(Dataset items)
>>>

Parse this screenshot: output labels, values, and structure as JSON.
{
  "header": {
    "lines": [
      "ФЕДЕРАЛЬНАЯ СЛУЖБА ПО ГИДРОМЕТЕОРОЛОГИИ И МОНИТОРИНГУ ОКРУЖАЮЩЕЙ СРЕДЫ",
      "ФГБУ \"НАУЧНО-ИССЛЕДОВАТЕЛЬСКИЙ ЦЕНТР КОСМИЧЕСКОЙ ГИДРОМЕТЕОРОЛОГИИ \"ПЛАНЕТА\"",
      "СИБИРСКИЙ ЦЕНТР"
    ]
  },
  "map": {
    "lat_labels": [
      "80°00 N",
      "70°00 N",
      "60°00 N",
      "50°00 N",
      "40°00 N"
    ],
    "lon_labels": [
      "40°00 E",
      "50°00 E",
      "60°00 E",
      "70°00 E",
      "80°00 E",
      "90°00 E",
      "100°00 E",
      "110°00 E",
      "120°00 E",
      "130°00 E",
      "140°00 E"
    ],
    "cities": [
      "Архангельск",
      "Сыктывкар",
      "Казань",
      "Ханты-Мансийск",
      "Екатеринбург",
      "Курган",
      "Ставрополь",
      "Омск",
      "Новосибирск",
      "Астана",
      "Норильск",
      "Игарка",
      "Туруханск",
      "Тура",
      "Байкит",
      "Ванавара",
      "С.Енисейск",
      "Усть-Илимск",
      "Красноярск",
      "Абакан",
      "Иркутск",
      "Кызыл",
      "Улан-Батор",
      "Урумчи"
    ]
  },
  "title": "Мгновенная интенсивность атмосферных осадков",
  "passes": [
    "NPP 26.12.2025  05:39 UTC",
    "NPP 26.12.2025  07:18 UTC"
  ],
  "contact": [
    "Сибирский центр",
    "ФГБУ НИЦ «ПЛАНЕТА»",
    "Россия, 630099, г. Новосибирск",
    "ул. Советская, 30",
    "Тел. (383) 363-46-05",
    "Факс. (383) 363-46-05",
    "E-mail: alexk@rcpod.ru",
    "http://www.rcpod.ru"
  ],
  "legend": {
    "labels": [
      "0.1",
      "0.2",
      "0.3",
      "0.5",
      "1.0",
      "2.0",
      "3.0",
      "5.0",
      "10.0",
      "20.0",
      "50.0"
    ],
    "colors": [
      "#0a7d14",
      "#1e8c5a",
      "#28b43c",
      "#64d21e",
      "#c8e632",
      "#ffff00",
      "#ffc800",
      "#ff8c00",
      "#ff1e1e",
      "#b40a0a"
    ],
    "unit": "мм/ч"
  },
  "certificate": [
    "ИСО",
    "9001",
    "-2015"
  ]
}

<<<

> **WHAT TO WORK ON**:
Across the records, count the lines holding the string "ГИДРОМЕТЕОРОЛОГИИ". Give the number and stop.

> **WRITTEN SOLUTION**:
2